Recorded data
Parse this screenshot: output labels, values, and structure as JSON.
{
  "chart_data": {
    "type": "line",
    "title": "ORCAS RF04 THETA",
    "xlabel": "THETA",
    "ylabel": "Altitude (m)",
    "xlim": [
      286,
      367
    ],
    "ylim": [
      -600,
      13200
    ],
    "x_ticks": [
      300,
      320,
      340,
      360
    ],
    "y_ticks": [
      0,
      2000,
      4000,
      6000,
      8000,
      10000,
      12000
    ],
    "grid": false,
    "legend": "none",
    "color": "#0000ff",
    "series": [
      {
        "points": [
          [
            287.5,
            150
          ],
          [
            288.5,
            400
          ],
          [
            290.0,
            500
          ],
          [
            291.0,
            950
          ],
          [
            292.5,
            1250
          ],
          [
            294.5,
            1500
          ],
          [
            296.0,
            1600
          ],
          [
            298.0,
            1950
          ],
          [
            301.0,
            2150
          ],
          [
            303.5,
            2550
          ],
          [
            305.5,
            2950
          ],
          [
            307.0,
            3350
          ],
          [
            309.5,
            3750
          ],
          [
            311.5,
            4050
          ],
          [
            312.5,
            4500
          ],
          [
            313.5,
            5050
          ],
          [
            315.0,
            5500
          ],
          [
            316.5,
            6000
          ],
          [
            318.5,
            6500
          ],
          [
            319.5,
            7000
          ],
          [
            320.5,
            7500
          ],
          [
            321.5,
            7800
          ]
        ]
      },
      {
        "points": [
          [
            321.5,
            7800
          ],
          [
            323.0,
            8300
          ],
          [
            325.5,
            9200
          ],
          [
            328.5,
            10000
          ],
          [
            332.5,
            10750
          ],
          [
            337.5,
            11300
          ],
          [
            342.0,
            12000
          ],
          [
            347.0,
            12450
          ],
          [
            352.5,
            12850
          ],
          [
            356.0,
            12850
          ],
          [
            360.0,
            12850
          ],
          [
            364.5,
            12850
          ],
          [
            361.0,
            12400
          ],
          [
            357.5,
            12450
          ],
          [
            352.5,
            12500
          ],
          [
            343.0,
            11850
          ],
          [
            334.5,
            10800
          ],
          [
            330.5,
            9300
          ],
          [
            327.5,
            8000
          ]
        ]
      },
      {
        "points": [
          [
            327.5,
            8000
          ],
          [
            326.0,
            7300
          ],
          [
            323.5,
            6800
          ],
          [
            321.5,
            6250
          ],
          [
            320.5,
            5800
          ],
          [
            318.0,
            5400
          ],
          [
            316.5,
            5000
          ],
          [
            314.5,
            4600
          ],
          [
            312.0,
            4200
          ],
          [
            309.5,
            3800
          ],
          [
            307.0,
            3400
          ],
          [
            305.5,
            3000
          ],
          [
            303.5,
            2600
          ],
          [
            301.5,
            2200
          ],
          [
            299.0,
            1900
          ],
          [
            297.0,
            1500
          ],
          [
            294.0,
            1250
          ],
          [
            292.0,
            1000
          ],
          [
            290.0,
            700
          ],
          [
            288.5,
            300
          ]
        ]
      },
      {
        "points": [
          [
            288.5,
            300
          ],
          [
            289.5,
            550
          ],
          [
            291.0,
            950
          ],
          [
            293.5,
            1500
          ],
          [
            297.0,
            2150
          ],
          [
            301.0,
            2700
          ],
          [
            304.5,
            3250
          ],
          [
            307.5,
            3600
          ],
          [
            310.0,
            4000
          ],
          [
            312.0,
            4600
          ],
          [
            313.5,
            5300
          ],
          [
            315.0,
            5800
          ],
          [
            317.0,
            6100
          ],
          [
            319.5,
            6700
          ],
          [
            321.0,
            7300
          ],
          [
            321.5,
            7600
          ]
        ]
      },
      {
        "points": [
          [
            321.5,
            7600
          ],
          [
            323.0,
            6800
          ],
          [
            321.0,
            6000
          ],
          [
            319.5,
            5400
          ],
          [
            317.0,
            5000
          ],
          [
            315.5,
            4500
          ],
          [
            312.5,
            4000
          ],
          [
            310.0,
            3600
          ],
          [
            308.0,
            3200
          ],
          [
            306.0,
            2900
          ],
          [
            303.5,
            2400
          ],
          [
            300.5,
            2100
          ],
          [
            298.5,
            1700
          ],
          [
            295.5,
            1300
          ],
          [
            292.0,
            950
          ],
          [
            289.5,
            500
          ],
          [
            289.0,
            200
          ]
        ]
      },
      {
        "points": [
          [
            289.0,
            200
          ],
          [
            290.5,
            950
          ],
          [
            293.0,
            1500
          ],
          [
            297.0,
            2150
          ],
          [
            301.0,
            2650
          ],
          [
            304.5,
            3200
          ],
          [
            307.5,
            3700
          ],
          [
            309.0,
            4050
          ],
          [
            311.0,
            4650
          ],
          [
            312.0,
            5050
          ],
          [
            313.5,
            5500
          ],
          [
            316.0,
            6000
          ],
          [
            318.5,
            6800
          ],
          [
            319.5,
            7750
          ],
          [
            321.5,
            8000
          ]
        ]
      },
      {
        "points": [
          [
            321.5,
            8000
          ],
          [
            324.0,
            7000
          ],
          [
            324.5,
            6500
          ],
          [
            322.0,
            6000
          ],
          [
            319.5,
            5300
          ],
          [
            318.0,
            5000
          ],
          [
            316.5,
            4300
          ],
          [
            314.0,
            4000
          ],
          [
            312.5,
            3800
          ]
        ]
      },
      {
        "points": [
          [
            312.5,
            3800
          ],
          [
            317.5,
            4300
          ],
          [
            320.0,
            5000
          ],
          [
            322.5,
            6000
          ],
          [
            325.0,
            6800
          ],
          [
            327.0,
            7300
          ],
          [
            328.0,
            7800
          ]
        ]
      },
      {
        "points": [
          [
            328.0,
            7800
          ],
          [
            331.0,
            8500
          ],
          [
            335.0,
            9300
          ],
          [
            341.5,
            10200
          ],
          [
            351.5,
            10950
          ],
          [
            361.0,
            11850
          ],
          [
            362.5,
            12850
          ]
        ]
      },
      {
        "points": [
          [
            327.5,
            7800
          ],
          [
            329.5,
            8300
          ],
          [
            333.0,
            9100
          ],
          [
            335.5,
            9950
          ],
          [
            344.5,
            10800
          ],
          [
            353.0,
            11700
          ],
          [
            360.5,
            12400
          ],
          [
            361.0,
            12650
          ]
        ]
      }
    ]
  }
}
---
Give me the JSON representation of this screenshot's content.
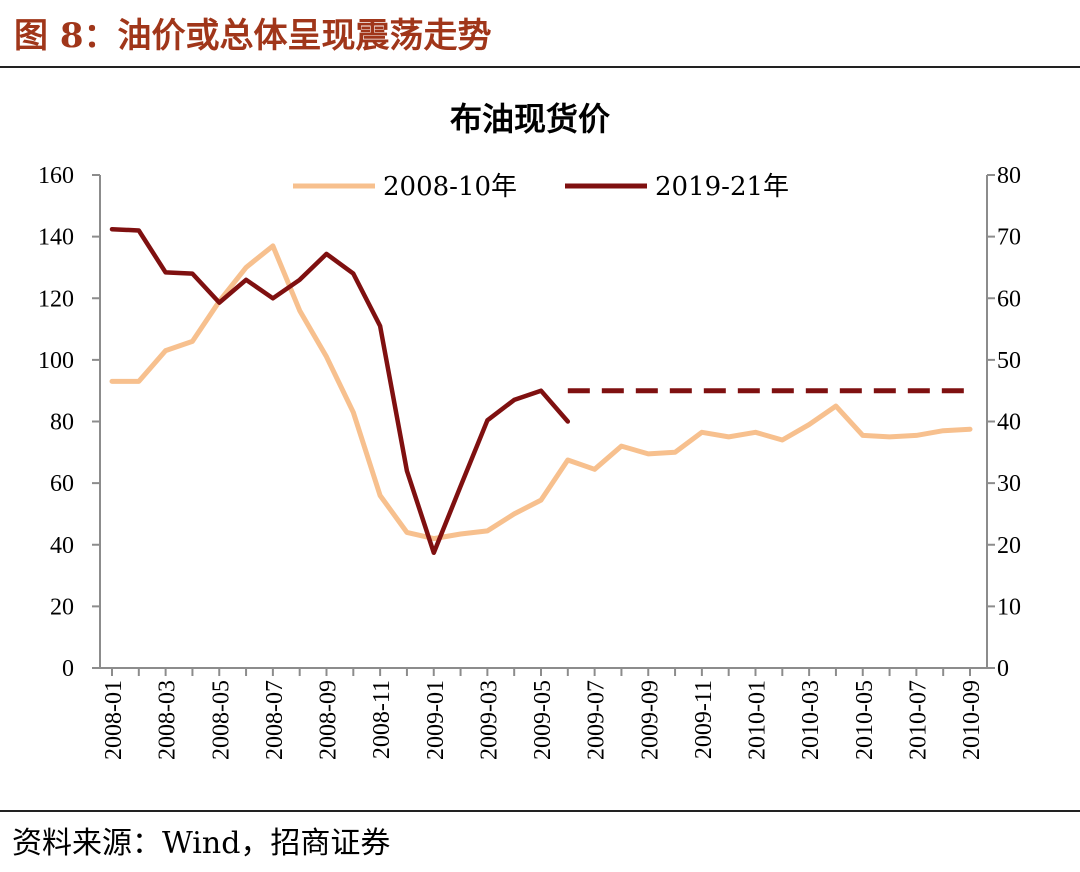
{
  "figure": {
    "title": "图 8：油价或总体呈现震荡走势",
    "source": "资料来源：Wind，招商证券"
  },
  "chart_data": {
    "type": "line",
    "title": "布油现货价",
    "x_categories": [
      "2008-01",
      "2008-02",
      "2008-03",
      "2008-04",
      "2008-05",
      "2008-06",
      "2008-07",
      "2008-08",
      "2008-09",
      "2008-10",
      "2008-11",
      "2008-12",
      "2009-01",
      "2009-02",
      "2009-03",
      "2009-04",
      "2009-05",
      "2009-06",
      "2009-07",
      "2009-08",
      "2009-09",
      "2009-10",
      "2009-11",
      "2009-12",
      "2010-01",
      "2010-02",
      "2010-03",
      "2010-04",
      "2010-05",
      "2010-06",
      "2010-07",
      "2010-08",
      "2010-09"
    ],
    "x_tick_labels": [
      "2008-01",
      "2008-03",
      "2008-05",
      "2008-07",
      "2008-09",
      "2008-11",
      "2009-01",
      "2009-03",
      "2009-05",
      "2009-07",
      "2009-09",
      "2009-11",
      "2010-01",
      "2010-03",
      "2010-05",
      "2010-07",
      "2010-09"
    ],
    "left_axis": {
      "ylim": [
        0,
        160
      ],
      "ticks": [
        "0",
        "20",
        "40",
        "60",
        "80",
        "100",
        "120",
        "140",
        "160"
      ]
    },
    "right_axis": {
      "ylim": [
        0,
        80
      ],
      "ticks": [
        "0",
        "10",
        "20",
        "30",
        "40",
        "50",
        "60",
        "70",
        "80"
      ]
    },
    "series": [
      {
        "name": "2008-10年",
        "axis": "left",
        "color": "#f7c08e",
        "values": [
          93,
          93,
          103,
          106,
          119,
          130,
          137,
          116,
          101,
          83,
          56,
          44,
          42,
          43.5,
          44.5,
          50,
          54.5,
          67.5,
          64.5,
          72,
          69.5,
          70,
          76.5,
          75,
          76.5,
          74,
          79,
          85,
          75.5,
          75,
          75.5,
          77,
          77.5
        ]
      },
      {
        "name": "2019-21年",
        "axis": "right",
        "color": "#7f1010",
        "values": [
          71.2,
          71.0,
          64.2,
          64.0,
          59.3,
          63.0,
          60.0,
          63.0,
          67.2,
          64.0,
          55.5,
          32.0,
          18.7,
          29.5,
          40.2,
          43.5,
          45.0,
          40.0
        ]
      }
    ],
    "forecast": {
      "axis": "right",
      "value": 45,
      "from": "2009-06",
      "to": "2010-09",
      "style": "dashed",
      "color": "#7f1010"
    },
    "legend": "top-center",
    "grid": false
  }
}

» **What is required**
State how many lines in the records above contain the word "title", giving only the number.

» **Reply to the exercise**
3